### Records for this task ###

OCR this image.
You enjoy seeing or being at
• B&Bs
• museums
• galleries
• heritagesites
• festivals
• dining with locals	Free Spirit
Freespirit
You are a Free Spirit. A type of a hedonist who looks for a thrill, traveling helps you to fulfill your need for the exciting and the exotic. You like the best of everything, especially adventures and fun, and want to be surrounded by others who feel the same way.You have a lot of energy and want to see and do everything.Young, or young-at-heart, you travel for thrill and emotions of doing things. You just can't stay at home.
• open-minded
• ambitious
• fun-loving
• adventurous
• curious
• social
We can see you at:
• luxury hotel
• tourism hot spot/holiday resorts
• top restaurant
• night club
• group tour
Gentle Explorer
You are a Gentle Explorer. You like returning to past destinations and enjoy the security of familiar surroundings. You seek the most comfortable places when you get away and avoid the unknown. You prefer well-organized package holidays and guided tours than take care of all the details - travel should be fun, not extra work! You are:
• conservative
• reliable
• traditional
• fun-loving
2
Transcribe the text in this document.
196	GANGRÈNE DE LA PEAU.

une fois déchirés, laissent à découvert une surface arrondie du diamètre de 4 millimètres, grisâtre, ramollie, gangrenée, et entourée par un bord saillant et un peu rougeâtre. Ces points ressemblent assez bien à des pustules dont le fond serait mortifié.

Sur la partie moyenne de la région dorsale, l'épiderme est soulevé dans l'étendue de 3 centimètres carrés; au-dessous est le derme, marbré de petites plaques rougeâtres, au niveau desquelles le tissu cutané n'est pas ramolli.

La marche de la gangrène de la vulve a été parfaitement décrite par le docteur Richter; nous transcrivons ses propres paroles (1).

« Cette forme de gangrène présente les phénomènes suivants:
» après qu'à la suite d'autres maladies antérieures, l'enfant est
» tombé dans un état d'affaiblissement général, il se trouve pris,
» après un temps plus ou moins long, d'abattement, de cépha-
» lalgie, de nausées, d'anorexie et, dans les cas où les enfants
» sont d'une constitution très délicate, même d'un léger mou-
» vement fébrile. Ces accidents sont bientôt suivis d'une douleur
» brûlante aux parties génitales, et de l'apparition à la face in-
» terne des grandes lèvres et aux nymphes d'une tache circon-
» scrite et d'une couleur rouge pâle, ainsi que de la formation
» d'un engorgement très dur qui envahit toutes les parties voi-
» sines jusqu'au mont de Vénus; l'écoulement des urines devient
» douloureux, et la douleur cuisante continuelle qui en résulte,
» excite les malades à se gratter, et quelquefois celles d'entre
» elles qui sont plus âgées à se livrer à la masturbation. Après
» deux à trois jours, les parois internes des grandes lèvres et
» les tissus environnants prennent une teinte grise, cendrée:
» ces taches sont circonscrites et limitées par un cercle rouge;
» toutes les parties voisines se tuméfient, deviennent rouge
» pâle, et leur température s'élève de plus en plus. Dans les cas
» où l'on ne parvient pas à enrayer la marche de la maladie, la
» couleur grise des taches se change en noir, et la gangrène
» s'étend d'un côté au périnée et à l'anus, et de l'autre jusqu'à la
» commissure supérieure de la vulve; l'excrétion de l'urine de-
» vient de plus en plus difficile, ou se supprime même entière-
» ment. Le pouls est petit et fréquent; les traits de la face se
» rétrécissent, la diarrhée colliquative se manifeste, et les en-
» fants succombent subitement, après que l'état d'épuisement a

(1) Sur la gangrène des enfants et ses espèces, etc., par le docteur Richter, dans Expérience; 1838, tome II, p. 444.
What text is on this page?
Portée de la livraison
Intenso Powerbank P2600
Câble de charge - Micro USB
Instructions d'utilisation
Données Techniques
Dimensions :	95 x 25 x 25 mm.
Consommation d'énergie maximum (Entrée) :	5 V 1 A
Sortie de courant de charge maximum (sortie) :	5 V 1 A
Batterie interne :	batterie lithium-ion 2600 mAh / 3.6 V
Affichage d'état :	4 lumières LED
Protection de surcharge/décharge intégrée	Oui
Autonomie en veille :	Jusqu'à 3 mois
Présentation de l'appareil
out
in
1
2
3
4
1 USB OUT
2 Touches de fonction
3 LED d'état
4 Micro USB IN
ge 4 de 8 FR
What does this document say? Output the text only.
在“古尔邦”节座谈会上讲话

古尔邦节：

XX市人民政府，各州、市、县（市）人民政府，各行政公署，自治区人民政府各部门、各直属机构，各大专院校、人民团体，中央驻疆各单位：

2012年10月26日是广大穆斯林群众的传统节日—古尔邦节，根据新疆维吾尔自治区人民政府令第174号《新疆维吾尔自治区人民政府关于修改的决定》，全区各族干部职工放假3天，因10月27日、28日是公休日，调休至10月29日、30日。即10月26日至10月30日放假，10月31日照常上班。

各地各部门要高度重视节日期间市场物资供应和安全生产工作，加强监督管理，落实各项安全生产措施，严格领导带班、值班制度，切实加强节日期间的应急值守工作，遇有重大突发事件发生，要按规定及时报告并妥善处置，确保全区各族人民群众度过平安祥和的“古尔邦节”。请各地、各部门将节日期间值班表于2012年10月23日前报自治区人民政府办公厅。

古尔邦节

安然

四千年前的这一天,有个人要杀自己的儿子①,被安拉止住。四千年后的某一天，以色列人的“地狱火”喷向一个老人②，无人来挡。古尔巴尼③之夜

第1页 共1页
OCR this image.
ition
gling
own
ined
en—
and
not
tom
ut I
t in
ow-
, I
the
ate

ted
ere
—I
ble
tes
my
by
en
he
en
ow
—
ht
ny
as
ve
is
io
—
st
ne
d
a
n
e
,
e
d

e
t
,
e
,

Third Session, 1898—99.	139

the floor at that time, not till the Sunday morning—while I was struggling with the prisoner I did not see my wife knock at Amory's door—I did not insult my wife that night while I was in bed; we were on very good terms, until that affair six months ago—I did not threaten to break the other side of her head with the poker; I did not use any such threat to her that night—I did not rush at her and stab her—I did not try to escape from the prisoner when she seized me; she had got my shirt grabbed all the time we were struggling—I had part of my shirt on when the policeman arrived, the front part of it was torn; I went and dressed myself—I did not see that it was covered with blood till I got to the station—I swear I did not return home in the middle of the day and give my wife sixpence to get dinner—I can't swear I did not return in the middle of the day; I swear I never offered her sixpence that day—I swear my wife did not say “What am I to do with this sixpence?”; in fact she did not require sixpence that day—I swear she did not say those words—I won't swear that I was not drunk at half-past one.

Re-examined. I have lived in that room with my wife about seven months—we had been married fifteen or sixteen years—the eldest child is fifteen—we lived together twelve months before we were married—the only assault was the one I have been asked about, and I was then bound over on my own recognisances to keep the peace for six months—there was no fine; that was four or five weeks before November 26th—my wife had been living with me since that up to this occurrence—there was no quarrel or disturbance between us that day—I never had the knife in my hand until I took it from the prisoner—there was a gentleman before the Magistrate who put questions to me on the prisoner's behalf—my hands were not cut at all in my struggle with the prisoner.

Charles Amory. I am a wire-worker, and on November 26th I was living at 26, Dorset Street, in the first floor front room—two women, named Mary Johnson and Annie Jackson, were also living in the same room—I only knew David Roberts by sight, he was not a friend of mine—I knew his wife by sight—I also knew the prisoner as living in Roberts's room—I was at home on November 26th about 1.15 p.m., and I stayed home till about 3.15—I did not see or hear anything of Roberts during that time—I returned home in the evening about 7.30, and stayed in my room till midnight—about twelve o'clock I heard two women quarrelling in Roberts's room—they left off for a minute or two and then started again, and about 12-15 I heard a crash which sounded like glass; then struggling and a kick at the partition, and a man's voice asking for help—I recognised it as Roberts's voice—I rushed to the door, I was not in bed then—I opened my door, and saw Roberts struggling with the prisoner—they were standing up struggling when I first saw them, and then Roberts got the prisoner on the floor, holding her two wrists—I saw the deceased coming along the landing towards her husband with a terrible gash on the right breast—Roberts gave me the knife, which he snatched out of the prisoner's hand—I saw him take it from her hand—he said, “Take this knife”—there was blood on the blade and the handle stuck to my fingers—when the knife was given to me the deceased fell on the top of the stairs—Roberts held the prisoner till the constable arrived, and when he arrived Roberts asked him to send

###

**Exercise requirements:** Go through the preceding material and copy each line that has the word "What".

**Answer to the task:**
What text is on this page?
What does this document say? Output the text only.
the floor at that time, not till the Sunday morning—while I was struggling with the prisoner I did not see my wife knock at Amory's door—I did not insult my wife that night while I was in bed; we were on very good terms, until that affair six months ago—I did not threaten to break the other side of her head with the poker; I did not use any such threat to her that night—I did not rush at her and stab her—I did not try to escape from the prisoner when she seized me; she had got my shirt grabbed all the time we were struggling—I had part of my shirt on when the policeman arrived, the front part of it was torn; I went and dressed myself—I did not see that it was covered with blood till I got to the station—I swear I did not return home in the middle of the day and give my wife sixpence to get dinner—I can't swear I did not return in the middle of the day; I swear I never offered her sixpence that day—I swear my wife did not say “What am I to do with this sixpence?”; in fact she did not require sixpence that day—I swear she did not say those words—I won't swear that I was not drunk at half-past one.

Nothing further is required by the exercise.